• SET TASK: Write out only the lines running from the one that contains "Give me the" to the end of the material, both ends included.

• EXERCISE INPUTS:
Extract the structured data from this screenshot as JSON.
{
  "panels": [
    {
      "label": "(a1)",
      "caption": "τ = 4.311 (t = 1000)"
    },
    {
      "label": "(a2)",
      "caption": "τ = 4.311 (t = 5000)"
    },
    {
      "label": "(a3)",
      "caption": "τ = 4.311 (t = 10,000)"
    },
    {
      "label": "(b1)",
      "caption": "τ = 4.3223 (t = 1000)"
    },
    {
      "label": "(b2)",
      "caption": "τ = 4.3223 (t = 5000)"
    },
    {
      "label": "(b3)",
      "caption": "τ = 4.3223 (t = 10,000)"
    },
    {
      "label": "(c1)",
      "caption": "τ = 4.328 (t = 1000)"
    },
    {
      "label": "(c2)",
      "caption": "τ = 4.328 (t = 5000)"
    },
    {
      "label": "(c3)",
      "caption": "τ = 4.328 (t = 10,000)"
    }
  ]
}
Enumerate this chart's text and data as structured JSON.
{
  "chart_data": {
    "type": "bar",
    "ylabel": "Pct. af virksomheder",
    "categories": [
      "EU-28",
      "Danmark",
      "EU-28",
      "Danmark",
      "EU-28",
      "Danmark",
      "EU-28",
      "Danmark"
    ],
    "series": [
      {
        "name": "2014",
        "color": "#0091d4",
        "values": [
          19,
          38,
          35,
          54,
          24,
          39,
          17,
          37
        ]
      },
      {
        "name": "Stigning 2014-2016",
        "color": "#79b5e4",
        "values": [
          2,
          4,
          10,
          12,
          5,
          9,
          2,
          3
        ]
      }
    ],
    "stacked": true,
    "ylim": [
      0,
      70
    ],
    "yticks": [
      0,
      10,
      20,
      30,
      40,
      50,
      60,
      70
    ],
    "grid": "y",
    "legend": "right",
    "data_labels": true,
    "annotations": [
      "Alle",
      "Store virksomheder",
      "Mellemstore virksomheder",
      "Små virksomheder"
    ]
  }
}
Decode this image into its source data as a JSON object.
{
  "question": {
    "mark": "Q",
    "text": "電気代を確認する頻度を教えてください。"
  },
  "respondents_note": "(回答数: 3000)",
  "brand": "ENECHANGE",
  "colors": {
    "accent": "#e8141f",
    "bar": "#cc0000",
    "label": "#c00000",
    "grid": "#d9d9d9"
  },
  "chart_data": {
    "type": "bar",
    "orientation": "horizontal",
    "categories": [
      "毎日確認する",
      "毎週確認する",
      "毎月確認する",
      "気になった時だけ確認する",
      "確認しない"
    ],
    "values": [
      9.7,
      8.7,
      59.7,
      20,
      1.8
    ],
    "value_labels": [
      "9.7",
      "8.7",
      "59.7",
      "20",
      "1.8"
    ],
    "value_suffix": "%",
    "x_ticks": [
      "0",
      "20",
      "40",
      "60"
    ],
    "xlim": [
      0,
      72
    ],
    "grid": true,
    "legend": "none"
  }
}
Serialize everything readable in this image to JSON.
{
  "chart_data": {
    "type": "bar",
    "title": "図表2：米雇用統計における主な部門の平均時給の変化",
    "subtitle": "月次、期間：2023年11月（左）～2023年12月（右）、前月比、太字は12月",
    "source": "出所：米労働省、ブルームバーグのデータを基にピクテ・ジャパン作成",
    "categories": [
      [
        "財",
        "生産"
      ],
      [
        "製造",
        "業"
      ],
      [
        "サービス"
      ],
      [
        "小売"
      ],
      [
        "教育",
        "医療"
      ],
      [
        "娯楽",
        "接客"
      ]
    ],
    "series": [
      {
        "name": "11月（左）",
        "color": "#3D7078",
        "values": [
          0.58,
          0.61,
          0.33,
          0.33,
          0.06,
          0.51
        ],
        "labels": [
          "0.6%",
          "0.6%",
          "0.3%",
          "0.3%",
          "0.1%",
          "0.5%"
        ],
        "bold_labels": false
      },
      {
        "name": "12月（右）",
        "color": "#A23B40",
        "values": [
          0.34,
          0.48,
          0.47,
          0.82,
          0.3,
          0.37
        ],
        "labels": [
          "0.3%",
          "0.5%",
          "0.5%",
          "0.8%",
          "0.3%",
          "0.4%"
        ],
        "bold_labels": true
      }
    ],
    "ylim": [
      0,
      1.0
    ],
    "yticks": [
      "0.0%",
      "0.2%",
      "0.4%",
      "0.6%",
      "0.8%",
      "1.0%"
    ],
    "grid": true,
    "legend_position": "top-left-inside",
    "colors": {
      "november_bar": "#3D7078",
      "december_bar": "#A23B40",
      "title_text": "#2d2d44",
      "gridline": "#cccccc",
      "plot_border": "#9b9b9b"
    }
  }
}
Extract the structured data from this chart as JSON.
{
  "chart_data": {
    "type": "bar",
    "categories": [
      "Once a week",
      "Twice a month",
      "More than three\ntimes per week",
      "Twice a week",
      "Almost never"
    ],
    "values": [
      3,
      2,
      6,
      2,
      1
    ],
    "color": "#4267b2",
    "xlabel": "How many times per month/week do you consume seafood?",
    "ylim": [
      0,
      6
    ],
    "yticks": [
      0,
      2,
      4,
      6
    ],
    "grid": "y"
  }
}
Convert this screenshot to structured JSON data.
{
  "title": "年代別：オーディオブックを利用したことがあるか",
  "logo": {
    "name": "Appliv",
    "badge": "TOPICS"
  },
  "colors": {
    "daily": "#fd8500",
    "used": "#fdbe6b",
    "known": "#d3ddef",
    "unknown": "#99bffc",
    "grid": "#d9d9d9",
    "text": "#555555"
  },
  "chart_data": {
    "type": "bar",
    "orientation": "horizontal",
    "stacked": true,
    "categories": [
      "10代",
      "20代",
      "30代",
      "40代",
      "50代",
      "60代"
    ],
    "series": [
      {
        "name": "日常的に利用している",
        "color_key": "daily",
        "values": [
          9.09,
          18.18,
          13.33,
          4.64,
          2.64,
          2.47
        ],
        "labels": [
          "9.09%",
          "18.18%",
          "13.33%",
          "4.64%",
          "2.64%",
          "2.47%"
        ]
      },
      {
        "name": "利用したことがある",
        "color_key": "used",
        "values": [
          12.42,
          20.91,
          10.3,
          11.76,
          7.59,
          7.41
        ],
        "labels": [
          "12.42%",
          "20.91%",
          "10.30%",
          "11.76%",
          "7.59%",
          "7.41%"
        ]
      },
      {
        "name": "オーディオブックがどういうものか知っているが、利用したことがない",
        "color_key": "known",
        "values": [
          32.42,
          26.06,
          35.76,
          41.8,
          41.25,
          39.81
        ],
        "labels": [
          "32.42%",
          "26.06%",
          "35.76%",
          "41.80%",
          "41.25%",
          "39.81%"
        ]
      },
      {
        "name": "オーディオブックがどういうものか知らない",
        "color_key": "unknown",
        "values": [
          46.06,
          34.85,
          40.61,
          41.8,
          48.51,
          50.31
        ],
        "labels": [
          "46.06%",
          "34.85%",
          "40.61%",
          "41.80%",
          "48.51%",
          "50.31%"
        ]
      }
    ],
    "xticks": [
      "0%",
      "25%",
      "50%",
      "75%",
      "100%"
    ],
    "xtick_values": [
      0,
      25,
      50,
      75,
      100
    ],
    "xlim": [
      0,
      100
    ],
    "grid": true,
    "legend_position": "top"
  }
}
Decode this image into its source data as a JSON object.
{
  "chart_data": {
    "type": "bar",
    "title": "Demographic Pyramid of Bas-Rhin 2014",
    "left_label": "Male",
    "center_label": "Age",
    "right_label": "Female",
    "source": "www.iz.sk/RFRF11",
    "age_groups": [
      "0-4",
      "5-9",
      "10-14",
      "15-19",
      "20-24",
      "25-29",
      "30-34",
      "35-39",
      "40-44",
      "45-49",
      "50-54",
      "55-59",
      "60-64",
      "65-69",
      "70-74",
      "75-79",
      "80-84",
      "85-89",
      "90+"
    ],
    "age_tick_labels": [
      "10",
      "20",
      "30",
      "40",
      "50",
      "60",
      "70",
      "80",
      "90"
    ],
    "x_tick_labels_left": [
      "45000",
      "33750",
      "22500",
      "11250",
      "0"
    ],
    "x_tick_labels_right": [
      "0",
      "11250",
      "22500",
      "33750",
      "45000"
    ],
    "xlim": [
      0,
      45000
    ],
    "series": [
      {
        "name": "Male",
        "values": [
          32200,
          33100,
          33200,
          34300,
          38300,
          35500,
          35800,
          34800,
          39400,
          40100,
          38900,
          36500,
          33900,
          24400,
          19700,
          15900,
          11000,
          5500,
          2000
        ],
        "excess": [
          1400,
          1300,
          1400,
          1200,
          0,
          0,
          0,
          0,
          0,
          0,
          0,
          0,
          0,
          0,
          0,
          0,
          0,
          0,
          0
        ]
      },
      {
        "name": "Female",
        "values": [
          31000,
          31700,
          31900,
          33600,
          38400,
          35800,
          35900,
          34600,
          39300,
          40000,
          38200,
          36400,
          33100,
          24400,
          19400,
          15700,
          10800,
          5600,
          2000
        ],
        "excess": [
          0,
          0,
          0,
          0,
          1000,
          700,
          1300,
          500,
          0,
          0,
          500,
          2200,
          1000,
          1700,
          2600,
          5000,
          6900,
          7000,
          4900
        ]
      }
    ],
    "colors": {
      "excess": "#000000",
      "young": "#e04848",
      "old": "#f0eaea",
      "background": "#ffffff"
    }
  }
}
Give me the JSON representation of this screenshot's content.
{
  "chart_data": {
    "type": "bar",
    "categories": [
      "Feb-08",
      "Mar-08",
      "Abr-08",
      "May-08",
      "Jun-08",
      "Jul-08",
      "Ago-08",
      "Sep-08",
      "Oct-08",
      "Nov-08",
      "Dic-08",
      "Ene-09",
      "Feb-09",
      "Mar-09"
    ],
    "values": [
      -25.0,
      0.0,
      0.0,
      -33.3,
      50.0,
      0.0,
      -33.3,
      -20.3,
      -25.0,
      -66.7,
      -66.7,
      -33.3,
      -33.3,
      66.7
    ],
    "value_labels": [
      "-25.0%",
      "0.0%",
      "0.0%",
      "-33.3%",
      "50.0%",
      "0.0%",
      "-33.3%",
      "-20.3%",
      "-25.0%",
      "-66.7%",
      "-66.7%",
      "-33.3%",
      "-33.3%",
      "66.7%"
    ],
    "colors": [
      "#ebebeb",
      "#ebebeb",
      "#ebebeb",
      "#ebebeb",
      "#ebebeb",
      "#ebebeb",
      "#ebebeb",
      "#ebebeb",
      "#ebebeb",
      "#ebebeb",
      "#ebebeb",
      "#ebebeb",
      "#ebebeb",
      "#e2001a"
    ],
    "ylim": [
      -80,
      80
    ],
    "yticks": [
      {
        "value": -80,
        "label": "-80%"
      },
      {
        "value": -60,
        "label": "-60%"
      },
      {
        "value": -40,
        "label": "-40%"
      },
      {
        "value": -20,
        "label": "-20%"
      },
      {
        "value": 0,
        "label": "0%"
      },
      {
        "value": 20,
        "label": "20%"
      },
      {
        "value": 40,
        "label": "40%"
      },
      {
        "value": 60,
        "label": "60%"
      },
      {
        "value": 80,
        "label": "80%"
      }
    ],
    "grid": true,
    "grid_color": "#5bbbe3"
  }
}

• WRITTEN SOLUTION:
Give me the JSON representation of this screenshot's content.
{
  "chart_data": {
    "type": "bar",
    "categories": [
      "Feb-08",
      "Mar-08",
      "Abr-08",
      "May-08",
      "Jun-08",
      "Jul-08",
      "Ago-08",
      "Sep-08",
      "Oct-08",
      "Nov-08",
      "Dic-08",
      "Ene-09",
      "Feb-09",
      "Mar-09"
    ],
    "values": [
      -25.0,
      0.0,
      0.0,
      -33.3,
      50.0,
      0.0,
      -33.3,
      -20.3,
      -25.0,
      -66.7,
      -66.7,
      -33.3,
      -33.3,
      66.7
    ],
    "value_labels": [
      "-25.0%",
      "0.0%",
      "0.0%",
      "-33.3%",
      "50.0%",
      "0.0%",
      "-33.3%",
      "-20.3%",
      "-25.0%",
      "-66.7%",
      "-66.7%",
      "-33.3%",
      "-33.3%",
      "66.7%"
    ],
    "colors": [
      "#ebebeb",
      "#ebebeb",
      "#ebebeb",
      "#ebebeb",
      "#ebebeb",
      "#ebebeb",
      "#ebebeb",
      "#ebebeb",
      "#ebebeb",
      "#ebebeb",
      "#ebebeb",
      "#ebebeb",
      "#ebebeb",
      "#e2001a"
    ],
    "ylim": [
      -80,
      80
    ],
    "yticks": [
      {
        "value": -80,
        "label": "-80%"
      },
      {
        "value": -60,
        "label": "-60%"
      },
      {
        "value": -40,
        "label": "-40%"
      },
      {
        "value": -20,
        "label": "-20%"
      },
      {
        "value": 0,
        "label": "0%"
      },
      {
        "value": 20,
        "label": "20%"
      },
      {
        "value": 40,
        "label": "40%"
      },
      {
        "value": 60,
        "label": "60%"
      },
      {
        "value": 80,
        "label": "80%"
      }
    ],
    "grid": true,
    "grid_color": "#5bbbe3"
  }
}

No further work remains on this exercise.